Return the listing in full. Keep every word as it stands.
########
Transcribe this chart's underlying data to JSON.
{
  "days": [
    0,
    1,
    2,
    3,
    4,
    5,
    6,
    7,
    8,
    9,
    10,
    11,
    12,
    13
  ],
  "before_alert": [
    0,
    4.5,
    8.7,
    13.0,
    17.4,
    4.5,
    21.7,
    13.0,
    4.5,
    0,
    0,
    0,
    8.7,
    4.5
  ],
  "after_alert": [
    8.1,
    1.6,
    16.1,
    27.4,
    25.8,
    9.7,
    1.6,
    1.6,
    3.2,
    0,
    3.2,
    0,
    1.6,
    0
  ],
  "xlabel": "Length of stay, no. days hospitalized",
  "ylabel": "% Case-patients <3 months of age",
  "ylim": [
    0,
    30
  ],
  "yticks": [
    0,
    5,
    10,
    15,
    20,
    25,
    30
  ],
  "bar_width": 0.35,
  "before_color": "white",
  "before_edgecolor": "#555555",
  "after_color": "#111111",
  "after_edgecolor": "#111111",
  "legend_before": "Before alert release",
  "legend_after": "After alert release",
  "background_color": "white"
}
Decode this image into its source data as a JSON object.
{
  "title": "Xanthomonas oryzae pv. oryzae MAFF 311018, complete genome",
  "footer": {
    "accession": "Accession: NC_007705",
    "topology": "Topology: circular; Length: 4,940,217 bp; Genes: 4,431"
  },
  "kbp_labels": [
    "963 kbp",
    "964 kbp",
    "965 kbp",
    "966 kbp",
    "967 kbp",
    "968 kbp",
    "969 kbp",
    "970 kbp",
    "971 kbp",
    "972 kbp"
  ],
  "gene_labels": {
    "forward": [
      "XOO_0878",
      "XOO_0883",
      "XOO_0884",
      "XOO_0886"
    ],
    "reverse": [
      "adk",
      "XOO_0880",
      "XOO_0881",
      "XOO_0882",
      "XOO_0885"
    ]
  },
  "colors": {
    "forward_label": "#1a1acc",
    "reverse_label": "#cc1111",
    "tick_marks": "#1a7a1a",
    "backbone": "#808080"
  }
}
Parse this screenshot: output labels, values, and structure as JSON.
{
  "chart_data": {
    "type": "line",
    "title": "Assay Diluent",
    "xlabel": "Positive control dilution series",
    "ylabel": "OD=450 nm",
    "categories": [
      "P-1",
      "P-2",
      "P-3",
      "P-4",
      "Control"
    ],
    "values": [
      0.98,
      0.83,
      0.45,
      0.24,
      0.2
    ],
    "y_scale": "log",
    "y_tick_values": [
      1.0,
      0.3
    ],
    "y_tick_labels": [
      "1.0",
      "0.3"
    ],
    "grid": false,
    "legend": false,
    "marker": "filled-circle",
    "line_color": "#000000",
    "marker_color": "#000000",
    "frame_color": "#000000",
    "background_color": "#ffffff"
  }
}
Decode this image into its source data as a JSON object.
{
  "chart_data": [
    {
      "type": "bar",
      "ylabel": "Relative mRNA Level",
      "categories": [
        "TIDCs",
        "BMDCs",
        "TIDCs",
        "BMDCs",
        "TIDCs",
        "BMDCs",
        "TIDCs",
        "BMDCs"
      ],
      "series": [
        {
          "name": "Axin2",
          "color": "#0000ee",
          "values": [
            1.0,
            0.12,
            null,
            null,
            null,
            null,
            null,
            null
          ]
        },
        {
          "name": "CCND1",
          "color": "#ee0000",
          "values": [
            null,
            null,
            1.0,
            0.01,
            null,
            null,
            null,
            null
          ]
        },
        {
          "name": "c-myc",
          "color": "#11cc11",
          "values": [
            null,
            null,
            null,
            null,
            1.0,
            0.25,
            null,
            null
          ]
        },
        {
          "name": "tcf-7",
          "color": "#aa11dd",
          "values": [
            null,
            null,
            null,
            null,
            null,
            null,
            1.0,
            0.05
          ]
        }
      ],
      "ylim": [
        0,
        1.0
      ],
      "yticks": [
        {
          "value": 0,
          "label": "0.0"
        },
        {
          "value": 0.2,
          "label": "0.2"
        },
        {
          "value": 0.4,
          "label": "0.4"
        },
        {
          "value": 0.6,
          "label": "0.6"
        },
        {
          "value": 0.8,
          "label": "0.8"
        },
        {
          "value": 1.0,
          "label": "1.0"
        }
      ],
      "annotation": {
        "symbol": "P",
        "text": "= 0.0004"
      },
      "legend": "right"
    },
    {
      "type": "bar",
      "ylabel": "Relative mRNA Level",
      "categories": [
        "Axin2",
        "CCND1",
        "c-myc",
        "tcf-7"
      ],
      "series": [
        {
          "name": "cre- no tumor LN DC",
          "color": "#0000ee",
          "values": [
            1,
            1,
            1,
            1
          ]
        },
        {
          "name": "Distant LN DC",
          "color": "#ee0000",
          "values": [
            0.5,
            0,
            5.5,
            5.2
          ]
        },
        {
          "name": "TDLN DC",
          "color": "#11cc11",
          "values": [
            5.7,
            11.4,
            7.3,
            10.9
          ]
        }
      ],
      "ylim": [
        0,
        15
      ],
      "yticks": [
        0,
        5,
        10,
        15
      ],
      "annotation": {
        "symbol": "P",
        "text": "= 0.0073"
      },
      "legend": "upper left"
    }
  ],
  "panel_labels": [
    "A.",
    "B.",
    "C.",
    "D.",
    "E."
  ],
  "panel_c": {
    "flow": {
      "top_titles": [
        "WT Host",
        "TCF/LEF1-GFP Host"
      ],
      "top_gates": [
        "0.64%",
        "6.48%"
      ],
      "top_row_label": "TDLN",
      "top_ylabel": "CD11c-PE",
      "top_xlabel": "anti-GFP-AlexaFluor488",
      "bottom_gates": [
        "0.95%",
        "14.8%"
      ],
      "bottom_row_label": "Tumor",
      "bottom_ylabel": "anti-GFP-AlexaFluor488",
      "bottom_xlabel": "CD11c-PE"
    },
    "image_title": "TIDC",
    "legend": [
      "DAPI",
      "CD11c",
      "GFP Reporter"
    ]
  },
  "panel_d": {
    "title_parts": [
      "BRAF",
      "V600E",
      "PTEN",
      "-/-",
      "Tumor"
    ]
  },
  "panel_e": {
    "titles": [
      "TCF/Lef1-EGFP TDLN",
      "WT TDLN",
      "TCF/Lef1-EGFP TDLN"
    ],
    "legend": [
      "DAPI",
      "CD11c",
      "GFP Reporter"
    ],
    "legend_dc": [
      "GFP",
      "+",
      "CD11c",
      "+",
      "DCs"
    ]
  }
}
########
→ Answer for this exercise:
Transcribe this chart's underlying data to JSON.
{
  "days": [
    0,
    1,
    2,
    3,
    4,
    5,
    6,
    7,
    8,
    9,
    10,
    11,
    12,
    13
  ],
  "before_alert": [
    0,
    4.5,
    8.7,
    13.0,
    17.4,
    4.5,
    21.7,
    13.0,
    4.5,
    0,
    0,
    0,
    8.7,
    4.5
  ],
  "after_alert": [
    8.1,
    1.6,
    16.1,
    27.4,
    25.8,
    9.7,
    1.6,
    1.6,
    3.2,
    0,
    3.2,
    0,
    1.6,
    0
  ],
  "xlabel": "Length of stay, no. days hospitalized",
  "ylabel": "% Case-patients <3 months of age",
  "ylim": [
    0,
    30
  ],
  "yticks": [
    0,
    5,
    10,
    15,
    20,
    25,
    30
  ],
  "bar_width": 0.35,
  "before_color": "white",
  "before_edgecolor": "#555555",
  "after_color": "#111111",
  "after_edgecolor": "#111111",
  "legend_before": "Before alert release",
  "legend_after": "After alert release",
  "background_color": "white"
}
Decode this image into its source data as a JSON object.
{
  "title": "Xanthomonas oryzae pv. oryzae MAFF 311018, complete genome",
  "footer": {
    "accession": "Accession: NC_007705",
    "topology": "Topology: circular; Length: 4,940,217 bp; Genes: 4,431"
  },
  "kbp_labels": [
    "963 kbp",
    "964 kbp",
    "965 kbp",
    "966 kbp",
    "967 kbp",
    "968 kbp",
    "969 kbp",
    "970 kbp",
    "971 kbp",
    "972 kbp"
  ],
  "gene_labels": {
    "forward": [
      "XOO_0878",
      "XOO_0883",
      "XOO_0884",
      "XOO_0886"
    ],
    "reverse": [
      "adk",
      "XOO_0880",
      "XOO_0881",
      "XOO_0882",
      "XOO_0885"
    ]
  },
  "colors": {
    "forward_label": "#1a1acc",
    "reverse_label": "#cc1111",
    "tick_marks": "#1a7a1a",
    "backbone": "#808080"
  }
}
Parse this screenshot: output labels, values, and structure as JSON.
{
  "chart_data": {
    "type": "line",
    "title": "Assay Diluent",
    "xlabel": "Positive control dilution series",
    "ylabel": "OD=450 nm",
    "categories": [
      "P-1",
      "P-2",
      "P-3",
      "P-4",
      "Control"
    ],
    "values": [
      0.98,
      0.83,
      0.45,
      0.24,
      0.2
    ],
    "y_scale": "log",
    "y_tick_values": [
      1.0,
      0.3
    ],
    "y_tick_labels": [
      "1.0",
      "0.3"
    ],
    "grid": false,
    "legend": false,
    "marker": "filled-circle",
    "line_color": "#000000",
    "marker_color": "#000000",
    "frame_color": "#000000",
    "background_color": "#ffffff"
  }
}
Decode this image into its source data as a JSON object.
{
  "chart_data": [
    {
      "type": "bar",
      "ylabel": "Relative mRNA Level",
      "categories": [
        "TIDCs",
        "BMDCs",
        "TIDCs",
        "BMDCs",
        "TIDCs",
        "BMDCs",
        "TIDCs",
        "BMDCs"
      ],
      "series": [
        {
          "name": "Axin2",
          "color": "#0000ee",
          "values": [
            1.0,
            0.12,
            null,
            null,
            null,
            null,
            null,
            null
          ]
        },
        {
          "name": "CCND1",
          "color": "#ee0000",
          "values": [
            null,
            null,
            1.0,
            0.01,
            null,
            null,
            null,
            null
          ]
        },
        {
          "name": "c-myc",
          "color": "#11cc11",
          "values": [
            null,
            null,
            null,
            null,
            1.0,
            0.25,
            null,
            null
          ]
        },
        {
          "name": "tcf-7",
          "color": "#aa11dd",
          "values": [
            null,
            null,
            null,
            null,
            null,
            null,
            1.0,
            0.05
          ]
        }
      ],
      "ylim": [
        0,
        1.0
      ],
      "yticks": [
        {
          "value": 0,
          "label": "0.0"
        },
        {
          "value": 0.2,
          "label": "0.2"
        },
        {
          "value": 0.4,
          "label": "0.4"
        },
        {
          "value": 0.6,
          "label": "0.6"
        },
        {
          "value": 0.8,
          "label": "0.8"
        },
        {
          "value": 1.0,
          "label": "1.0"
        }
      ],
      "annotation": {
        "symbol": "P",
        "text": "= 0.0004"
      },
      "legend": "right"
    },
    {
      "type": "bar",
      "ylabel": "Relative mRNA Level",
      "categories": [
        "Axin2",
        "CCND1",
        "c-myc",
        "tcf-7"
      ],
      "series": [
        {
          "name": "cre- no tumor LN DC",
          "color": "#0000ee",
          "values": [
            1,
            1,
            1,
            1
          ]
        },
        {
          "name": "Distant LN DC",
          "color": "#ee0000",
          "values": [
            0.5,
            0,
            5.5,
            5.2
          ]
        },
        {
          "name": "TDLN DC",
          "color": "#11cc11",
          "values": [
            5.7,
            11.4,
            7.3,
            10.9
          ]
        }
      ],
      "ylim": [
        0,
        15
      ],
      "yticks": [
        0,
        5,
        10,
        15
      ],
      "annotation": {
        "symbol": "P",
        "text": "= 0.0073"
      },
      "legend": "upper left"
    }
  ],
  "panel_labels": [
    "A.",
    "B.",
    "C.",
    "D.",
    "E."
  ],
  "panel_c": {
    "flow": {
      "top_titles": [
        "WT Host",
        "TCF/LEF1-GFP Host"
      ],
      "top_gates": [
        "0.64%",
        "6.48%"
      ],
      "top_row_label": "TDLN",
      "top_ylabel": "CD11c-PE",
      "top_xlabel": "anti-GFP-AlexaFluor488",
      "bottom_gates": [
        "0.95%",
        "14.8%"
      ],
      "bottom_row_label": "Tumor",
      "bottom_ylabel": "anti-GFP-AlexaFluor488",
      "bottom_xlabel": "CD11c-PE"
    },
    "image_title": "TIDC",
    "legend": [
      "DAPI",
      "CD11c",
      "GFP Reporter"
    ]
  },
  "panel_d": {
    "title_parts": [
      "BRAF",
      "V600E",
      "PTEN",
      "-/-",
      "Tumor"
    ]
  },
  "panel_e": {
    "titles": [
      "TCF/Lef1-EGFP TDLN",
      "WT TDLN",
      "TCF/Lef1-EGFP TDLN"
    ],
    "legend": [
      "DAPI",
      "CD11c",
      "GFP Reporter"
    ],
    "legend_dc": [
      "GFP",
      "+",
      "CD11c",
      "+",
      "DCs"
    ]
  }
}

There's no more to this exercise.